## Written request:
Extract all of the entries and set them down verbatim.

## Recorded information:
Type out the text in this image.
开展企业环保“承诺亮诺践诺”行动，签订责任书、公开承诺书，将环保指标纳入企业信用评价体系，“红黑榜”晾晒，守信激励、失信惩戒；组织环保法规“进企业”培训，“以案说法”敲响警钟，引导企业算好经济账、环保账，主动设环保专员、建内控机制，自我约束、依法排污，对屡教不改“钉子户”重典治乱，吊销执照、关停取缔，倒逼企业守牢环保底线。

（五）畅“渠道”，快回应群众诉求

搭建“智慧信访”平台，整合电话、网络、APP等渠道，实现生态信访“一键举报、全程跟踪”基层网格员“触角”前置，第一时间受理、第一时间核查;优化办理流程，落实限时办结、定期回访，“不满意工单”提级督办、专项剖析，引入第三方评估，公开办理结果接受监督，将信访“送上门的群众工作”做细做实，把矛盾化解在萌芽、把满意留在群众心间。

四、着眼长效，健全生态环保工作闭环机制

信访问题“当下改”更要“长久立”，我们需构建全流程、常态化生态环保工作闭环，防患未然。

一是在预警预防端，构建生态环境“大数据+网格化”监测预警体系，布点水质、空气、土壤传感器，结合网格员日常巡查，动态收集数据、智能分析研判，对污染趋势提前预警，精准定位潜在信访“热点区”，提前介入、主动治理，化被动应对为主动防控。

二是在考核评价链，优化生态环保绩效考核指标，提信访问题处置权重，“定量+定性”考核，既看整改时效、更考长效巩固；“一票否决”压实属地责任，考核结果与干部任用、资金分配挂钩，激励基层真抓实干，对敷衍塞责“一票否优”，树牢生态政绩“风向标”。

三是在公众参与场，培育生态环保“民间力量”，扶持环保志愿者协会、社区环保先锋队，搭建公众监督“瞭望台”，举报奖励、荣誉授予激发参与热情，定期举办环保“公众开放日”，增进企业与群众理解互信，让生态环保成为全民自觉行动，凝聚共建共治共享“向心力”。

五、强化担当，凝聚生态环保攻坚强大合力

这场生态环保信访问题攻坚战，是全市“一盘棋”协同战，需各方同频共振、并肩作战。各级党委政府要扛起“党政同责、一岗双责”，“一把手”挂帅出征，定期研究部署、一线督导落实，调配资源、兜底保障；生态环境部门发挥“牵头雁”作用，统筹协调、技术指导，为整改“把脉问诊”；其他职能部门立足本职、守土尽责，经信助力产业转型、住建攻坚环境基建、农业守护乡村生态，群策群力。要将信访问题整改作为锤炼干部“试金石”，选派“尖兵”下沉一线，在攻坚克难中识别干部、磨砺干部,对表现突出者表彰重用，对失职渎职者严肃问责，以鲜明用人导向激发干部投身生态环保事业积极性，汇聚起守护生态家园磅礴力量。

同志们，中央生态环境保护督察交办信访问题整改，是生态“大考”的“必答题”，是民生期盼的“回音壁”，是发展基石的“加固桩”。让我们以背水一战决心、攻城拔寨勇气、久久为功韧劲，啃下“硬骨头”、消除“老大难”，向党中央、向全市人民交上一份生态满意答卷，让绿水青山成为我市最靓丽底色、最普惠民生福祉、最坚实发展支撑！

## The output:
Type out the text in this image.
开展企业环保“承诺亮诺践诺”行动，签订责任书、公开承诺书，将环保指标纳入企业信用评价体系，“红黑榜”晾晒，守信激励、失信惩戒；组织环保法规“进企业”培训，“以案说法”敲响警钟，引导企业算好经济账、环保账，主动设环保专员、建内控机制，自我约束、依法排污，对屡教不改“钉子户”重典治乱，吊销执照、关停取缔，倒逼企业守牢环保底线。

（五）畅“渠道”，快回应群众诉求

搭建“智慧信访”平台，整合电话、网络、APP等渠道，实现生态信访“一键举报、全程跟踪”基层网格员“触角”前置，第一时间受理、第一时间核查;优化办理流程，落实限时办结、定期回访，“不满意工单”提级督办、专项剖析，引入第三方评估，公开办理结果接受监督，将信访“送上门的群众工作”做细做实，把矛盾化解在萌芽、把满意留在群众心间。

四、着眼长效，健全生态环保工作闭环机制

信访问题“当下改”更要“长久立”，我们需构建全流程、常态化生态环保工作闭环，防患未然。

一是在预警预防端，构建生态环境“大数据+网格化”监测预警体系，布点水质、空气、土壤传感器，结合网格员日常巡查，动态收集数据、智能分析研判，对污染趋势提前预警，精准定位潜在信访“热点区”，提前介入、主动治理，化被动应对为主动防控。

二是在考核评价链，优化生态环保绩效考核指标，提信访问题处置权重，“定量+定性”考核，既看整改时效、更考长效巩固；“一票否决”压实属地责任，考核结果与干部任用、资金分配挂钩，激励基层真抓实干，对敷衍塞责“一票否优”，树牢生态政绩“风向标”。

三是在公众参与场，培育生态环保“民间力量”，扶持环保志愿者协会、社区环保先锋队，搭建公众监督“瞭望台”，举报奖励、荣誉授予激发参与热情，定期举办环保“公众开放日”，增进企业与群众理解互信，让生态环保成为全民自觉行动，凝聚共建共治共享“向心力”。

五、强化担当，凝聚生态环保攻坚强大合力

这场生态环保信访问题攻坚战，是全市“一盘棋”协同战，需各方同频共振、并肩作战。各级党委政府要扛起“党政同责、一岗双责”，“一把手”挂帅出征，定期研究部署、一线督导落实，调配资源、兜底保障；生态环境部门发挥“牵头雁”作用，统筹协调、技术指导，为整改“把脉问诊”；其他职能部门立足本职、守土尽责，经信助力产业转型、住建攻坚环境基建、农业守护乡村生态，群策群力。要将信访问题整改作为锤炼干部“试金石”，选派“尖兵”下沉一线，在攻坚克难中识别干部、磨砺干部,对表现突出者表彰重用，对失职渎职者严肃问责，以鲜明用人导向激发干部投身生态环保事业积极性，汇聚起守护生态家园磅礴力量。

同志们，中央生态环境保护督察交办信访问题整改，是生态“大考”的“必答题”，是民生期盼的“回音壁”，是发展基石的“加固桩”。让我们以背水一战决心、攻城拔寨勇气、久久为功韧劲，啃下“硬骨头”、消除“老大难”，向党中央、向全市人民交上一份生态满意答卷，让绿水青山成为我市最靓丽底色、最普惠民生福祉、最坚实发展支撑！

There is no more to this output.